# [WHAT YOU NEED TO DO]
Copy each line exactly.

• • • • • • •

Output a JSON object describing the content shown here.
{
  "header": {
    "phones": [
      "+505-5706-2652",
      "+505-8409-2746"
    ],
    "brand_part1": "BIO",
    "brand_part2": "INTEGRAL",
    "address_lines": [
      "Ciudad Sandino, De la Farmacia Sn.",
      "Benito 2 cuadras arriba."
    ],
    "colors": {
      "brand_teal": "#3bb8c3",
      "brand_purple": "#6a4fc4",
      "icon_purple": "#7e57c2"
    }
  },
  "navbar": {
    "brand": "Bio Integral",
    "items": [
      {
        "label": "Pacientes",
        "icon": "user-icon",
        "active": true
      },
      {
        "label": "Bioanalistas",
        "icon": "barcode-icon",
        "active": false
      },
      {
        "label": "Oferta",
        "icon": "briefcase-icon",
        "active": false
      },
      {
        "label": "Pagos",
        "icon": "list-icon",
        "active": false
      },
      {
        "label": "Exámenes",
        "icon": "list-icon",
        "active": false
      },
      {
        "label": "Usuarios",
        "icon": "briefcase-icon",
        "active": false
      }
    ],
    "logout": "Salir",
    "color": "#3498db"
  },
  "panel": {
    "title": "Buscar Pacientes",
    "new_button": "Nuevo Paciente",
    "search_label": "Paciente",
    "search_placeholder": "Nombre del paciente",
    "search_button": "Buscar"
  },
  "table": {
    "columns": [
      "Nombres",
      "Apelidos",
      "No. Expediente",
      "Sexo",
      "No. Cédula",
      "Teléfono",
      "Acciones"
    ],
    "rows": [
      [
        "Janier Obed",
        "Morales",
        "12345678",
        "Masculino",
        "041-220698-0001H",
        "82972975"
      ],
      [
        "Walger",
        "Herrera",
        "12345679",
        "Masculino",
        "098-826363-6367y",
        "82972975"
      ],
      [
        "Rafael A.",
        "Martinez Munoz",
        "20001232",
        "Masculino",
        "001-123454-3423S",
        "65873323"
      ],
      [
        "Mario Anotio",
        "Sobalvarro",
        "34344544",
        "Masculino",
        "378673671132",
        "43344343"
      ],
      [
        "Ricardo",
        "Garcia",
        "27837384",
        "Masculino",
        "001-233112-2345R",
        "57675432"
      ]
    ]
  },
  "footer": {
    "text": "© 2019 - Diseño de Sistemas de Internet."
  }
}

• • • • • • •

# [RESPONSE TO THIS TASK]
Output a JSON object describing the content shown here.
{
  "header": {
    "phones": [
      "+505-5706-2652",
      "+505-8409-2746"
    ],
    "brand_part1": "BIO",
    "brand_part2": "INTEGRAL",
    "address_lines": [
      "Ciudad Sandino, De la Farmacia Sn.",
      "Benito 2 cuadras arriba."
    ],
    "colors": {
      "brand_teal": "#3bb8c3",
      "brand_purple": "#6a4fc4",
      "icon_purple": "#7e57c2"
    }
  },
  "navbar": {
    "brand": "Bio Integral",
    "items": [
      {
        "label": "Pacientes",
        "icon": "user-icon",
        "active": true
      },
      {
        "label": "Bioanalistas",
        "icon": "barcode-icon",
        "active": false
      },
      {
        "label": "Oferta",
        "icon": "briefcase-icon",
        "active": false
      },
      {
        "label": "Pagos",
        "icon": "list-icon",
        "active": false
      },
      {
        "label": "Exámenes",
        "icon": "list-icon",
        "active": false
      },
      {
        "label": "Usuarios",
        "icon": "briefcase-icon",
        "active": false
      }
    ],
    "logout": "Salir",
    "color": "#3498db"
  },
  "panel": {
    "title": "Buscar Pacientes",
    "new_button": "Nuevo Paciente",
    "search_label": "Paciente",
    "search_placeholder": "Nombre del paciente",
    "search_button": "Buscar"
  },
  "table": {
    "columns": [
      "Nombres",
      "Apelidos",
      "No. Expediente",
      "Sexo",
      "No. Cédula",
      "Teléfono",
      "Acciones"
    ],
    "rows": [
      [
        "Janier Obed",
        "Morales",
        "12345678",
        "Masculino",
        "041-220698-0001H",
        "82972975"
      ],
      [
        "Walger",
        "Herrera",
        "12345679",
        "Masculino",
        "098-826363-6367y",
        "82972975"
      ],
      [
        "Rafael A.",
        "Martinez Munoz",
        "20001232",
        "Masculino",
        "001-123454-3423S",
        "65873323"
      ],
      [
        "Mario Anotio",
        "Sobalvarro",
        "34344544",
        "Masculino",
        "378673671132",
        "43344343"
      ],
      [
        "Ricardo",
        "Garcia",
        "27837384",
        "Masculino",
        "001-233112-2345R",
        "57675432"
      ]
    ]
  },
  "footer": {
    "text": "© 2019 - Diseño de Sistemas de Internet."
  }
}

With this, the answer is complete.